Here are some records; copy every line that holds the word "taku".

☆ ☆ ☆

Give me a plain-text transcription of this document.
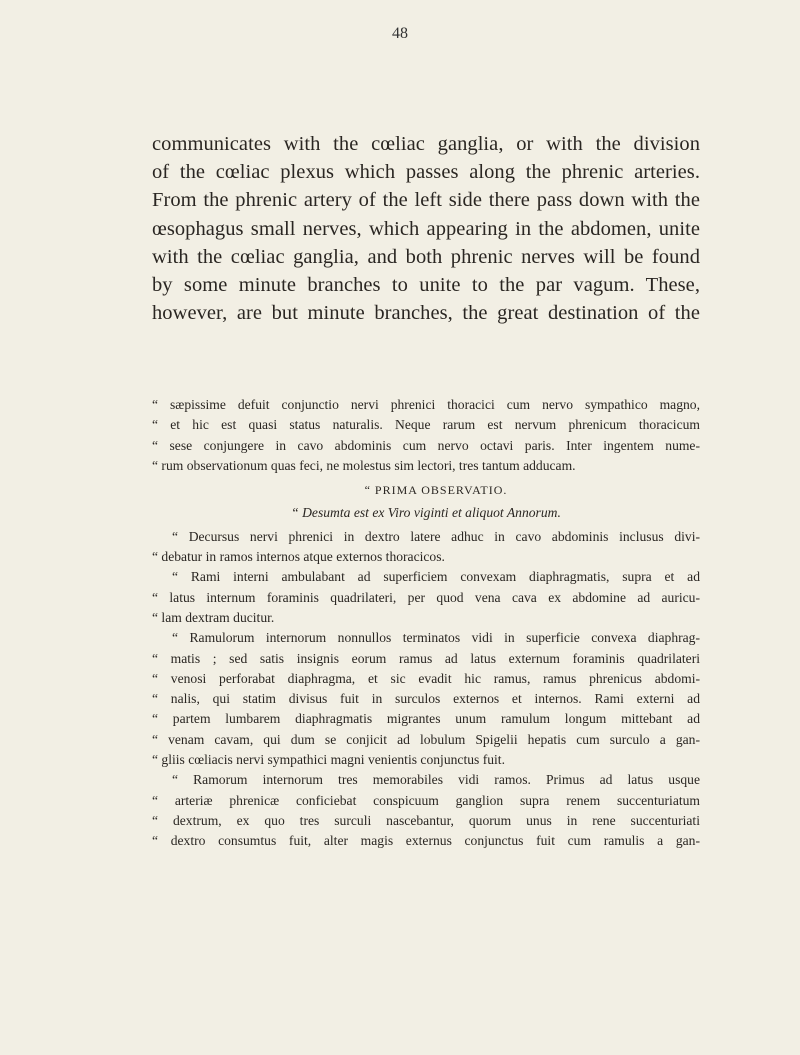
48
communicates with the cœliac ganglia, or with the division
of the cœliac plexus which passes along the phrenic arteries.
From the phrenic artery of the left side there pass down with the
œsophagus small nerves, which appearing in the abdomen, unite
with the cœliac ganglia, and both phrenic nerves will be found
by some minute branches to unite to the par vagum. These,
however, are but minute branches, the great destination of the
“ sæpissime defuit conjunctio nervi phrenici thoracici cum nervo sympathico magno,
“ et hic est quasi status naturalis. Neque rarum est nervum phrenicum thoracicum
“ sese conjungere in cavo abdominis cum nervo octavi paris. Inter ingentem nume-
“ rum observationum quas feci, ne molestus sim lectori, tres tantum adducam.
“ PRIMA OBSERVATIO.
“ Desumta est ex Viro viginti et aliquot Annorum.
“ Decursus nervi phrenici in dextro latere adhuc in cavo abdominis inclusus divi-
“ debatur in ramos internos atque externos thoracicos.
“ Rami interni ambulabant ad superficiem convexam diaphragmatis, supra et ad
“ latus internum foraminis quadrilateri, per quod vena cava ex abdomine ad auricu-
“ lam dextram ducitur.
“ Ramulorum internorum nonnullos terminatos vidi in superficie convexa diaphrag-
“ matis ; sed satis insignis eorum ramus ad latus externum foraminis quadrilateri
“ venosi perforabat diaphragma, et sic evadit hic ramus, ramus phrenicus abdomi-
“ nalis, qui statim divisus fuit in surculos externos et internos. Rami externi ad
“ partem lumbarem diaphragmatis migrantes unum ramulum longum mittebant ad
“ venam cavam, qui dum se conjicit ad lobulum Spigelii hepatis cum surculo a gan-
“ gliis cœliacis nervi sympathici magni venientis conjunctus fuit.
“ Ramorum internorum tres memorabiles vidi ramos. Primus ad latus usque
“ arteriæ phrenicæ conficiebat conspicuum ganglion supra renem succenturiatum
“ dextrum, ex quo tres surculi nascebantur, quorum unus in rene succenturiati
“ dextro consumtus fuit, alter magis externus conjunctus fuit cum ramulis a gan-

☆ ☆ ☆

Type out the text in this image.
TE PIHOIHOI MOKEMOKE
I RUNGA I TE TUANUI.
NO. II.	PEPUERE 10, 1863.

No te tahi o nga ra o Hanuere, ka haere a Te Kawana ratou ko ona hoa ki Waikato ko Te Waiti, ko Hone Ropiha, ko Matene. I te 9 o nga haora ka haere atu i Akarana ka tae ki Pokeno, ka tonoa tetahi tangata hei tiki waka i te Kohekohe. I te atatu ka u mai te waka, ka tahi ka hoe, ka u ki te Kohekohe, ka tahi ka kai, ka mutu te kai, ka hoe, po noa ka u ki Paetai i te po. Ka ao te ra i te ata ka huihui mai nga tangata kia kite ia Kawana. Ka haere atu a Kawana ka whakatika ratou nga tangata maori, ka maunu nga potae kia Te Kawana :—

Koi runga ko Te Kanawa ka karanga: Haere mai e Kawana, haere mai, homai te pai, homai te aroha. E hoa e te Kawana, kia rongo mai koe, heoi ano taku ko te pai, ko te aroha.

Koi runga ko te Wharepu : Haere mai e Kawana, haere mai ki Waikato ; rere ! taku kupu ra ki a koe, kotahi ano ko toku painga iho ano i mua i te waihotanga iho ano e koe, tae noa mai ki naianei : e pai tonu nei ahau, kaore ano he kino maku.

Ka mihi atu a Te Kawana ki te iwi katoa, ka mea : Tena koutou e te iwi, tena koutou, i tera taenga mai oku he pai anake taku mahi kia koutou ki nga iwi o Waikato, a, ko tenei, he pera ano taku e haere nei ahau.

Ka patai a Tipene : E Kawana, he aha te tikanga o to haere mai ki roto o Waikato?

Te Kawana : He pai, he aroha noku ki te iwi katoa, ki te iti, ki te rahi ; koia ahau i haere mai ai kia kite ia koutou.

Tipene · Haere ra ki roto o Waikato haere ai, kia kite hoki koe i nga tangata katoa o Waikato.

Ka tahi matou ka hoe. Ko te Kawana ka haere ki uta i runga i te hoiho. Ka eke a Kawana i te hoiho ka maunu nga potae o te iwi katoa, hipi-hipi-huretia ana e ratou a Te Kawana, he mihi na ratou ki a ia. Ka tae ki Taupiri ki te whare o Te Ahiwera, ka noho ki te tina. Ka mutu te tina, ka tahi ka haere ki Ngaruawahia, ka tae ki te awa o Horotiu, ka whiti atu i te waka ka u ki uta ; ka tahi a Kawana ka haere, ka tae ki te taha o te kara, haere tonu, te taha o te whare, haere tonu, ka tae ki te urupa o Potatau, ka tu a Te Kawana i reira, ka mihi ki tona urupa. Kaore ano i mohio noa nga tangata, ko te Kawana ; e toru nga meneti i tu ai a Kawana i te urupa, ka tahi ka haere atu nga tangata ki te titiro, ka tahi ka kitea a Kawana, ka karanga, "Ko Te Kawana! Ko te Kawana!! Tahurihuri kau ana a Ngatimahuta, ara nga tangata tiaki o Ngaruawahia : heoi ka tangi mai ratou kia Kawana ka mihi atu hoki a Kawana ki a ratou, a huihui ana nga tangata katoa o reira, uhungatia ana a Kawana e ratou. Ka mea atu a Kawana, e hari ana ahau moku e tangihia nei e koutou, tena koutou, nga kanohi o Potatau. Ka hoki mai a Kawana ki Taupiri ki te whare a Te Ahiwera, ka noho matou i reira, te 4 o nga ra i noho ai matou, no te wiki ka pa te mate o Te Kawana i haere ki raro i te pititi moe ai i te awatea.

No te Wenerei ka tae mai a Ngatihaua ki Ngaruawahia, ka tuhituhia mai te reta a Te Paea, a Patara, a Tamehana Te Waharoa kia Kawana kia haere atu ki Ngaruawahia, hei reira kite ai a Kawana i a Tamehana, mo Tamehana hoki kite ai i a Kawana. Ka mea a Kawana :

☆ ☆ ☆

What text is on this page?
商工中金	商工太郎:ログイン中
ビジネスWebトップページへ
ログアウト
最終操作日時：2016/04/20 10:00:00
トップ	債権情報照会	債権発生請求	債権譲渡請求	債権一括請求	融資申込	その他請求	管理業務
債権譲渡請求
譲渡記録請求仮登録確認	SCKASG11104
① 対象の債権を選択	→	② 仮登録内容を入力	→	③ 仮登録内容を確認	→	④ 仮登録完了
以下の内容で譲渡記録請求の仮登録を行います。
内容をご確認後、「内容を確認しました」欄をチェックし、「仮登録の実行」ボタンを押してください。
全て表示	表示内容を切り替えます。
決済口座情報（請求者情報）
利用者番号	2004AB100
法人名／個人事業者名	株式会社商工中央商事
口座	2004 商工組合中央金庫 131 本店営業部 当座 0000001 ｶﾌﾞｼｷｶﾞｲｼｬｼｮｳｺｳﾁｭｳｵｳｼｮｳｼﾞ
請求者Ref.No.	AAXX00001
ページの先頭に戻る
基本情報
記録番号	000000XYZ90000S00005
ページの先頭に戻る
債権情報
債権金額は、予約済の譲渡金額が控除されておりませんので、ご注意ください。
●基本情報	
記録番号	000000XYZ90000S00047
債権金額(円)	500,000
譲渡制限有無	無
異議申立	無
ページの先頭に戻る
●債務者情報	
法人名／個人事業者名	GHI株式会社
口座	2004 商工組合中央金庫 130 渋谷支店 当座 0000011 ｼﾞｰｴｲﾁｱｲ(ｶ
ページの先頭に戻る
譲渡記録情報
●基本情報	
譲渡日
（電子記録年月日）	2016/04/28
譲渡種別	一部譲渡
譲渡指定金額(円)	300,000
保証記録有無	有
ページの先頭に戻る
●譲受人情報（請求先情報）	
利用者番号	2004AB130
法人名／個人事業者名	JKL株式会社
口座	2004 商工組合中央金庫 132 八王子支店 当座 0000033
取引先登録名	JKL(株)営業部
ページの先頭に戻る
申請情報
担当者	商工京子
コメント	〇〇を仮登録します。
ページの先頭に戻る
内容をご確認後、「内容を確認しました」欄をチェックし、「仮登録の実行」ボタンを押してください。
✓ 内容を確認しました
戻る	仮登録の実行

☆ ☆ ☆

■ Worked answer:
Koi runga ko Te Kanawa ka karanga: Haere mai e Kawana, haere mai, homai te pai, homai te aroha. E hoa e te Kawana, kia rongo mai koe, heoi ano taku ko te pai, ko te aroha.
Koi runga ko te Wharepu : Haere mai e Kawana, haere mai ki Waikato ; rere ! taku kupu ra ki a koe, kotahi ano ko toku painga iho ano i mua i te waihotanga iho ano e koe, tae noa mai ki naianei : e pai tonu nei ahau, kaore ano he kino maku.
Ka mihi atu a Te Kawana ki te iwi katoa, ka mea : Tena koutou e te iwi, tena koutou, i tera taenga mai oku he pai anake taku mahi kia koutou ki nga iwi o Waikato, a, ko tenei, he pera ano taku e haere nei ahau.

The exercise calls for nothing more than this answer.